INSTRUCTIONS FOR THE TASK: Copy each line below that includes "title".

Items from a figure collection:
▼

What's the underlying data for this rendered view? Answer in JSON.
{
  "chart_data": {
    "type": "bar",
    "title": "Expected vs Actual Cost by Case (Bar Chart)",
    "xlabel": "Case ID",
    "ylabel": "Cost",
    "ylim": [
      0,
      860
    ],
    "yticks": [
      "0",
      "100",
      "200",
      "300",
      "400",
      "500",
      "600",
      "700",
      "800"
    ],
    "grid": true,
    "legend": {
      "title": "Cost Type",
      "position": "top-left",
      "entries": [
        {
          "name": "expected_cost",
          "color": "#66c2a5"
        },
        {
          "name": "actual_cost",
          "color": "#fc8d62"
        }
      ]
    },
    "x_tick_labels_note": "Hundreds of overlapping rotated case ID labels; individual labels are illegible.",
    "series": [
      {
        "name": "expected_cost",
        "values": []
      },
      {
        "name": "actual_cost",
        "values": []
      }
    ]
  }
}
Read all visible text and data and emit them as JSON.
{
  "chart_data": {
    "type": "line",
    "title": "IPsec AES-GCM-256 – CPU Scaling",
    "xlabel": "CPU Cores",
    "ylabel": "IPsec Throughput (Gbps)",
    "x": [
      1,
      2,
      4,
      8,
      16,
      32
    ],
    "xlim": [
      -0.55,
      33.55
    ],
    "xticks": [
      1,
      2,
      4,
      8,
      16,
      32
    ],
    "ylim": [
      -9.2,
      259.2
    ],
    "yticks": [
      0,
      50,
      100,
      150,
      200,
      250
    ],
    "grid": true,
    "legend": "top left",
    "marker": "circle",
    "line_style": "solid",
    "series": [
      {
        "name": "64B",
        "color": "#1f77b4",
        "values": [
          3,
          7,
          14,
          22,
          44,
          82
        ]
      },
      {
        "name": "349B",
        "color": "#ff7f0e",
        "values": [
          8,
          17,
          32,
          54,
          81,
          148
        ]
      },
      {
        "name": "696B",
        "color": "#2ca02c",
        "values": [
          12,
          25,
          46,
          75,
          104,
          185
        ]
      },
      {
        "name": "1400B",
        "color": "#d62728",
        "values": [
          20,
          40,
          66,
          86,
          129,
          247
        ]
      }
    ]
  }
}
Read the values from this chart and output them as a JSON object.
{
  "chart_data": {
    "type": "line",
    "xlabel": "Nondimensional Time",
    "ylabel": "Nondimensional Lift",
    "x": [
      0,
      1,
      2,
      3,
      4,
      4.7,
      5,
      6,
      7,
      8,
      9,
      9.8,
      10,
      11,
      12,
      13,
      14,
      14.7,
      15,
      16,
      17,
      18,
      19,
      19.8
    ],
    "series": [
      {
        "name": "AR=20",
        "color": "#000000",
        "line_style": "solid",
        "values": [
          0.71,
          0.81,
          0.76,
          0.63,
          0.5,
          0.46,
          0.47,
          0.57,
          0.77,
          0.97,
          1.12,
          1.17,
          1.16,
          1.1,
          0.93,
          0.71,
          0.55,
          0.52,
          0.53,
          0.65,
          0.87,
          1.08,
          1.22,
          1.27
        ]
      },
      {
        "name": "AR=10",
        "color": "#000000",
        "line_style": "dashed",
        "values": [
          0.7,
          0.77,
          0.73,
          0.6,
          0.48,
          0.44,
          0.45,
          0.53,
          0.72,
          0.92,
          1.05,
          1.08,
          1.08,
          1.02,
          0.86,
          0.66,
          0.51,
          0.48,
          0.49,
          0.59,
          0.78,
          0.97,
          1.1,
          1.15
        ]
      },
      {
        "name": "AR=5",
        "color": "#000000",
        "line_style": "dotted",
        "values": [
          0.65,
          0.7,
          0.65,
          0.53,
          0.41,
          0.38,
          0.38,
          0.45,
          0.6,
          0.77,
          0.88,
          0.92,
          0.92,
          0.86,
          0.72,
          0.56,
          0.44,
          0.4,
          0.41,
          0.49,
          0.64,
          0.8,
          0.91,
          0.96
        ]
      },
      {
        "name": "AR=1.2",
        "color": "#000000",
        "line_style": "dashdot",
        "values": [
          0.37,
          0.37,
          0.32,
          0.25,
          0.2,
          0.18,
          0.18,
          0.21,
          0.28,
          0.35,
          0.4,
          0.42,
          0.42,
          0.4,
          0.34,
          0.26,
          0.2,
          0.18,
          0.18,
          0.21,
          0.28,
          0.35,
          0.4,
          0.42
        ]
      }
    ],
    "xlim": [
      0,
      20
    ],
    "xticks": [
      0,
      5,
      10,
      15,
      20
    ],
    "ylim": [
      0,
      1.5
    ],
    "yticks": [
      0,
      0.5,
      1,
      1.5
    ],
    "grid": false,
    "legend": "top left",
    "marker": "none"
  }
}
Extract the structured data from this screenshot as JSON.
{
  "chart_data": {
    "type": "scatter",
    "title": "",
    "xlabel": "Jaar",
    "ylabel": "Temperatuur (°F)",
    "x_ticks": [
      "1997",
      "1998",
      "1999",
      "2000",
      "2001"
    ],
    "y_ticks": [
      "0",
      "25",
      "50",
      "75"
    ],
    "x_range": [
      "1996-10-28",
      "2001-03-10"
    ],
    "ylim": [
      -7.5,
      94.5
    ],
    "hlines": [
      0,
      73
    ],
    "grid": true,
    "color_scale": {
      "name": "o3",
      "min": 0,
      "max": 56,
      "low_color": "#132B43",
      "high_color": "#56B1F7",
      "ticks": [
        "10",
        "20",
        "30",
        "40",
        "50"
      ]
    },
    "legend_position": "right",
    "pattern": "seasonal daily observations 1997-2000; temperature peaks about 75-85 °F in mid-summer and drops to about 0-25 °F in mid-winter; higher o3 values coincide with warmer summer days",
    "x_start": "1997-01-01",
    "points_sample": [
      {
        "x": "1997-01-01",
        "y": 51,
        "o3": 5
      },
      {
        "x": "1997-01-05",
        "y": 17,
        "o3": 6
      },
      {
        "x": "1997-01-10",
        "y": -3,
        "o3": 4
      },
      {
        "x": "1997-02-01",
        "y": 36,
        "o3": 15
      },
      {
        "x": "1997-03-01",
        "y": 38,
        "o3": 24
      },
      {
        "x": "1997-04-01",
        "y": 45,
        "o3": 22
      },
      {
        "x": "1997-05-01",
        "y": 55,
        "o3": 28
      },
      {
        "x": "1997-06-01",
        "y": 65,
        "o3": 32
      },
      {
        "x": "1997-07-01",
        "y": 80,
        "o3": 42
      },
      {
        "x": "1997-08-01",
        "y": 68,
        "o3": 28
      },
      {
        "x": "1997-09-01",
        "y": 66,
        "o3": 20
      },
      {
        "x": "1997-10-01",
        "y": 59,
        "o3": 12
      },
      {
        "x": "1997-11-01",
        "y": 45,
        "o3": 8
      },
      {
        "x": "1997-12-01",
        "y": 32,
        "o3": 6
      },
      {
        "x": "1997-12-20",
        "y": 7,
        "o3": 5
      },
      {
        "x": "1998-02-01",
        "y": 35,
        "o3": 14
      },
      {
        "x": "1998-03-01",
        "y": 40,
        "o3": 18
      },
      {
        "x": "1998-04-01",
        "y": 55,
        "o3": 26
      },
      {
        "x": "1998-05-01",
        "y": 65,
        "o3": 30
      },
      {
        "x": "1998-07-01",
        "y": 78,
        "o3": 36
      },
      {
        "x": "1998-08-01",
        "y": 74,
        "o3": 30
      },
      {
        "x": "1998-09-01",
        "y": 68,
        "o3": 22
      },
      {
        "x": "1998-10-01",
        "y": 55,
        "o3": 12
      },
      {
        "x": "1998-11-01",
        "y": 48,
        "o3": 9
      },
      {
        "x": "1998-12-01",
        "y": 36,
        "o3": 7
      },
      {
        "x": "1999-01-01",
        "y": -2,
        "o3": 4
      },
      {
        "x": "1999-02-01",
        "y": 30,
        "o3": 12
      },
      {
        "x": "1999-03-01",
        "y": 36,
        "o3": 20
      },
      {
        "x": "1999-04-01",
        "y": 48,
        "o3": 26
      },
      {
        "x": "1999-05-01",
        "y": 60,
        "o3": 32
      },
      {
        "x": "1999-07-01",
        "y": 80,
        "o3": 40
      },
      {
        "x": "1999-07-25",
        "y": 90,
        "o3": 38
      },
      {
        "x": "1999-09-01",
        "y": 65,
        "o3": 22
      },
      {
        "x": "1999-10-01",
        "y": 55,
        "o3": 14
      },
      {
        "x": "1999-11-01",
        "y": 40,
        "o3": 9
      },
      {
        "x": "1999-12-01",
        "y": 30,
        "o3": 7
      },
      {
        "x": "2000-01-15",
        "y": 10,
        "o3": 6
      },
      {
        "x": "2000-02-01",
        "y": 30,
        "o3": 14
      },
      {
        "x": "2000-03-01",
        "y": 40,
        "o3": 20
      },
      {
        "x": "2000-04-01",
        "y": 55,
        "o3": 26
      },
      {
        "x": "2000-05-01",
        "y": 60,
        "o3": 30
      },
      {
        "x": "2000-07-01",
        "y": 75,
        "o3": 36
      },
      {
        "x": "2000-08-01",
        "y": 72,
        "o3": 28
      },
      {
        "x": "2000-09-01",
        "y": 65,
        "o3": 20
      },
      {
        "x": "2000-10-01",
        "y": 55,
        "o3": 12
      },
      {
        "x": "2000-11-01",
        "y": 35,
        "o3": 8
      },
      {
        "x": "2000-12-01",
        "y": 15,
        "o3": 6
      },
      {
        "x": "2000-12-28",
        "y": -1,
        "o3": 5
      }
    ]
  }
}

▲

FINISHED ANSWER:
    "title": "Expected vs Actual Cost by Case (Bar Chart)",
      "title": "Cost Type",
    "title": "IPsec AES-GCM-256 – CPU Scaling",
    "title": "",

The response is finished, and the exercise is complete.